Requirement
Present the following entries again, word for word and in full.

Material for this exercise
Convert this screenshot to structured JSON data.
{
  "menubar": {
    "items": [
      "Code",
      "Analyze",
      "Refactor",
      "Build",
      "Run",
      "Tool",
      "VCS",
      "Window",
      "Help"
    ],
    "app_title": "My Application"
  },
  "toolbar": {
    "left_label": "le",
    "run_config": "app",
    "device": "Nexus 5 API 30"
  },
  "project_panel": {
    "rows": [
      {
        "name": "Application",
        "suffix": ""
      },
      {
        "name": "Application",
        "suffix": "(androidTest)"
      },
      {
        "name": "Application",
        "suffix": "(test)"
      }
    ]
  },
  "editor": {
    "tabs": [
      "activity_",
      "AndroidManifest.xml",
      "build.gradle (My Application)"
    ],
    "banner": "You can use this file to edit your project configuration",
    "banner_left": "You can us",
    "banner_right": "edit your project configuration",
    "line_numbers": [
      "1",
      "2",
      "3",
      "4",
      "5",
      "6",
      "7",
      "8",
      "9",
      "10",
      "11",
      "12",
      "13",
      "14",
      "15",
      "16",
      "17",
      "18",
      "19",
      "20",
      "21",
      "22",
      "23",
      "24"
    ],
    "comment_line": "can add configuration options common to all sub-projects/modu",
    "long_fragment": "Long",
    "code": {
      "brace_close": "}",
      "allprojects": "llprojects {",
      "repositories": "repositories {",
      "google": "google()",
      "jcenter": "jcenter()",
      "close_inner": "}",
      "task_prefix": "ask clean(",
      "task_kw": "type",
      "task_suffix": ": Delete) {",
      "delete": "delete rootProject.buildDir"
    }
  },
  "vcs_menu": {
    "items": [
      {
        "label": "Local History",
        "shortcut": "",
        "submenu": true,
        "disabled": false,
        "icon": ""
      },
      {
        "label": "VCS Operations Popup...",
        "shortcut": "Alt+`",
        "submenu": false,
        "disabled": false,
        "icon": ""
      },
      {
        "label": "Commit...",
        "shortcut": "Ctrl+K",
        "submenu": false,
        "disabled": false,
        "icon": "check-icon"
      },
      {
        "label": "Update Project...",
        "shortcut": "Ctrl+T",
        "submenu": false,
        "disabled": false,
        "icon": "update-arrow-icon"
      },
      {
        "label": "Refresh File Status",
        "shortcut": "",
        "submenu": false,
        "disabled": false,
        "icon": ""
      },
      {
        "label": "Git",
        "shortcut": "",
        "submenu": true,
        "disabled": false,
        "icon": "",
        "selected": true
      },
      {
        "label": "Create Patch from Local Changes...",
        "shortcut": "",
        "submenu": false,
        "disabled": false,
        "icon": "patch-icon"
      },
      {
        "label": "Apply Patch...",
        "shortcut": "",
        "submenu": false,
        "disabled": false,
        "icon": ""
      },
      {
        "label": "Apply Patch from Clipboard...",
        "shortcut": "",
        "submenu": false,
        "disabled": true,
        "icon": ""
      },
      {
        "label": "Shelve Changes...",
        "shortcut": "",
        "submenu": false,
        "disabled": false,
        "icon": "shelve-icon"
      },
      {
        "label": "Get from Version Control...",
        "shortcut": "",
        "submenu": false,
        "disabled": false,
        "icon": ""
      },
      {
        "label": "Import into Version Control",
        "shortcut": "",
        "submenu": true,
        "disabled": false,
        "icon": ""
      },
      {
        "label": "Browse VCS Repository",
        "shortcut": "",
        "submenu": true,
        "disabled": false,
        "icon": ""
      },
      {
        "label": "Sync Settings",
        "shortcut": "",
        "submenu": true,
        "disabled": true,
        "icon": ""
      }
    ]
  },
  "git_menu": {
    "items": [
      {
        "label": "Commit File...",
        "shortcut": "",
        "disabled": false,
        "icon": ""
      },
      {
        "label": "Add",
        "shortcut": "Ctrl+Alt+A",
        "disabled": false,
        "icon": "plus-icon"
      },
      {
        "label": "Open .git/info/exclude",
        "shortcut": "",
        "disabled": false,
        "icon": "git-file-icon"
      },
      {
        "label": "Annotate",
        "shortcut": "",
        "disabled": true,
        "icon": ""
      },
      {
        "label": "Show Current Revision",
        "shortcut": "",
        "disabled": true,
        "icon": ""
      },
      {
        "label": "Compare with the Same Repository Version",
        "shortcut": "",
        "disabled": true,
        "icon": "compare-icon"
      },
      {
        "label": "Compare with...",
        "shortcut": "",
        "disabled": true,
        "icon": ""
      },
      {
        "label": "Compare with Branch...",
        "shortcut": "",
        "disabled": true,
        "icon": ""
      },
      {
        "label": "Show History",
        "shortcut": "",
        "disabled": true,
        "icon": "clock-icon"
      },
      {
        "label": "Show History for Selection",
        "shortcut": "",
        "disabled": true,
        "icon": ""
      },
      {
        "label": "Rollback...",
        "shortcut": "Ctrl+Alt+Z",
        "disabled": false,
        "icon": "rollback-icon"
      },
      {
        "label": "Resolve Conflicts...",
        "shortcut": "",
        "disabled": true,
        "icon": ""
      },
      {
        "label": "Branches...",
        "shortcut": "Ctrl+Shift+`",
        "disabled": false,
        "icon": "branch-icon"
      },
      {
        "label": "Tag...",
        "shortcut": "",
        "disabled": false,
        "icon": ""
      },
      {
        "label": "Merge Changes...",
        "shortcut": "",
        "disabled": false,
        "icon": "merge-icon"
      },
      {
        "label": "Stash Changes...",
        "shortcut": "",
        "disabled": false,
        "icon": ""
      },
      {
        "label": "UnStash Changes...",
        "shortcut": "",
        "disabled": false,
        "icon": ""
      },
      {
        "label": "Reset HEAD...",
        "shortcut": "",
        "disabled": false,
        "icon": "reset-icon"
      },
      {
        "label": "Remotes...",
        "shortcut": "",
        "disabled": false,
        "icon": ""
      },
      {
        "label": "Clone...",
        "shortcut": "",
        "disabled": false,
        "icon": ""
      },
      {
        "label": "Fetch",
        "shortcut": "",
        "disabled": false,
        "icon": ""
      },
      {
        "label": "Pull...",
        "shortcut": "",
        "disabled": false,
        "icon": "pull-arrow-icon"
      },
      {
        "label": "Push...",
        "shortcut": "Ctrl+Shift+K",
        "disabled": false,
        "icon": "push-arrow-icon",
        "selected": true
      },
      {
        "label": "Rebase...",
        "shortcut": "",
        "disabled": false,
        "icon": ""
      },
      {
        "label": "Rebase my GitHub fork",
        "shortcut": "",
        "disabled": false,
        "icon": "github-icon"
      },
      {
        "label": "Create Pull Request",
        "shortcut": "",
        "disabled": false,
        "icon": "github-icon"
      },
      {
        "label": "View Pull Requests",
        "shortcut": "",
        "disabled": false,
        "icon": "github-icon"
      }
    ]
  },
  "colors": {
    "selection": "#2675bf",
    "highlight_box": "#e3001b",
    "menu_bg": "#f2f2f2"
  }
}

Exercise answer
Convert this screenshot to structured JSON data.
{
  "menubar": {
    "items": [
      "Code",
      "Analyze",
      "Refactor",
      "Build",
      "Run",
      "Tool",
      "VCS",
      "Window",
      "Help"
    ],
    "app_title": "My Application"
  },
  "toolbar": {
    "left_label": "le",
    "run_config": "app",
    "device": "Nexus 5 API 30"
  },
  "project_panel": {
    "rows": [
      {
        "name": "Application",
        "suffix": ""
      },
      {
        "name": "Application",
        "suffix": "(androidTest)"
      },
      {
        "name": "Application",
        "suffix": "(test)"
      }
    ]
  },
  "editor": {
    "tabs": [
      "activity_",
      "AndroidManifest.xml",
      "build.gradle (My Application)"
    ],
    "banner": "You can use this file to edit your project configuration",
    "banner_left": "You can us",
    "banner_right": "edit your project configuration",
    "line_numbers": [
      "1",
      "2",
      "3",
      "4",
      "5",
      "6",
      "7",
      "8",
      "9",
      "10",
      "11",
      "12",
      "13",
      "14",
      "15",
      "16",
      "17",
      "18",
      "19",
      "20",
      "21",
      "22",
      "23",
      "24"
    ],
    "comment_line": "can add configuration options common to all sub-projects/modu",
    "long_fragment": "Long",
    "code": {
      "brace_close": "}",
      "allprojects": "llprojects {",
      "repositories": "repositories {",
      "google": "google()",
      "jcenter": "jcenter()",
      "close_inner": "}",
      "task_prefix": "ask clean(",
      "task_kw": "type",
      "task_suffix": ": Delete) {",
      "delete": "delete rootProject.buildDir"
    }
  },
  "vcs_menu": {
    "items": [
      {
        "label": "Local History",
        "shortcut": "",
        "submenu": true,
        "disabled": false,
        "icon": ""
      },
      {
        "label": "VCS Operations Popup...",
        "shortcut": "Alt+`",
        "submenu": false,
        "disabled": false,
        "icon": ""
      },
      {
        "label": "Commit...",
        "shortcut": "Ctrl+K",
        "submenu": false,
        "disabled": false,
        "icon": "check-icon"
      },
      {
        "label": "Update Project...",
        "shortcut": "Ctrl+T",
        "submenu": false,
        "disabled": false,
        "icon": "update-arrow-icon"
      },
      {
        "label": "Refresh File Status",
        "shortcut": "",
        "submenu": false,
        "disabled": false,
        "icon": ""
      },
      {
        "label": "Git",
        "shortcut": "",
        "submenu": true,
        "disabled": false,
        "icon": "",
        "selected": true
      },
      {
        "label": "Create Patch from Local Changes...",
        "shortcut": "",
        "submenu": false,
        "disabled": false,
        "icon": "patch-icon"
      },
      {
        "label": "Apply Patch...",
        "shortcut": "",
        "submenu": false,
        "disabled": false,
        "icon": ""
      },
      {
        "label": "Apply Patch from Clipboard...",
        "shortcut": "",
        "submenu": false,
        "disabled": true,
        "icon": ""
      },
      {
        "label": "Shelve Changes...",
        "shortcut": "",
        "submenu": false,
        "disabled": false,
        "icon": "shelve-icon"
      },
      {
        "label": "Get from Version Control...",
        "shortcut": "",
        "submenu": false,
        "disabled": false,
        "icon": ""
      },
      {
        "label": "Import into Version Control",
        "shortcut": "",
        "submenu": true,
        "disabled": false,
        "icon": ""
      },
      {
        "label": "Browse VCS Repository",
        "shortcut": "",
        "submenu": true,
        "disabled": false,
        "icon": ""
      },
      {
        "label": "Sync Settings",
        "shortcut": "",
        "submenu": true,
        "disabled": true,
        "icon": ""
      }
    ]
  },
  "git_menu": {
    "items": [
      {
        "label": "Commit File...",
        "shortcut": "",
        "disabled": false,
        "icon": ""
      },
      {
        "label": "Add",
        "shortcut": "Ctrl+Alt+A",
        "disabled": false,
        "icon": "plus-icon"
      },
      {
        "label": "Open .git/info/exclude",
        "shortcut": "",
        "disabled": false,
        "icon": "git-file-icon"
      },
      {
        "label": "Annotate",
        "shortcut": "",
        "disabled": true,
        "icon": ""
      },
      {
        "label": "Show Current Revision",
        "shortcut": "",
        "disabled": true,
        "icon": ""
      },
      {
        "label": "Compare with the Same Repository Version",
        "shortcut": "",
        "disabled": true,
        "icon": "compare-icon"
      },
      {
        "label": "Compare with...",
        "shortcut": "",
        "disabled": true,
        "icon": ""
      },
      {
        "label": "Compare with Branch...",
        "shortcut": "",
        "disabled": true,
        "icon": ""
      },
      {
        "label": "Show History",
        "shortcut": "",
        "disabled": true,
        "icon": "clock-icon"
      },
      {
        "label": "Show History for Selection",
        "shortcut": "",
        "disabled": true,
        "icon": ""
      },
      {
        "label": "Rollback...",
        "shortcut": "Ctrl+Alt+Z",
        "disabled": false,
        "icon": "rollback-icon"
      },
      {
        "label": "Resolve Conflicts...",
        "shortcut": "",
        "disabled": true,
        "icon": ""
      },
      {
        "label": "Branches...",
        "shortcut": "Ctrl+Shift+`",
        "disabled": false,
        "icon": "branch-icon"
      },
      {
        "label": "Tag...",
        "shortcut": "",
        "disabled": false,
        "icon": ""
      },
      {
        "label": "Merge Changes...",
        "shortcut": "",
        "disabled": false,
        "icon": "merge-icon"
      },
      {
        "label": "Stash Changes...",
        "shortcut": "",
        "disabled": false,
        "icon": ""
      },
      {
        "label": "UnStash Changes...",
        "shortcut": "",
        "disabled": false,
        "icon": ""
      },
      {
        "label": "Reset HEAD...",
        "shortcut": "",
        "disabled": false,
        "icon": "reset-icon"
      },
      {
        "label": "Remotes...",
        "shortcut": "",
        "disabled": false,
        "icon": ""
      },
      {
        "label": "Clone...",
        "shortcut": "",
        "disabled": false,
        "icon": ""
      },
      {
        "label": "Fetch",
        "shortcut": "",
        "disabled": false,
        "icon": ""
      },
      {
        "label": "Pull...",
        "shortcut": "",
        "disabled": false,
        "icon": "pull-arrow-icon"
      },
      {
        "label": "Push...",
        "shortcut": "Ctrl+Shift+K",
        "disabled": false,
        "icon": "push-arrow-icon",
        "selected": true
      },
      {
        "label": "Rebase...",
        "shortcut": "",
        "disabled": false,
        "icon": ""
      },
      {
        "label": "Rebase my GitHub fork",
        "shortcut": "",
        "disabled": false,
        "icon": "github-icon"
      },
      {
        "label": "Create Pull Request",
        "shortcut": "",
        "disabled": false,
        "icon": "github-icon"
      },
      {
        "label": "View Pull Requests",
        "shortcut": "",
        "disabled": false,
        "icon": "github-icon"
      }
    ]
  },
  "colors": {
    "selection": "#2675bf",
    "highlight_box": "#e3001b",
    "menu_bg": "#f2f2f2"
  }
}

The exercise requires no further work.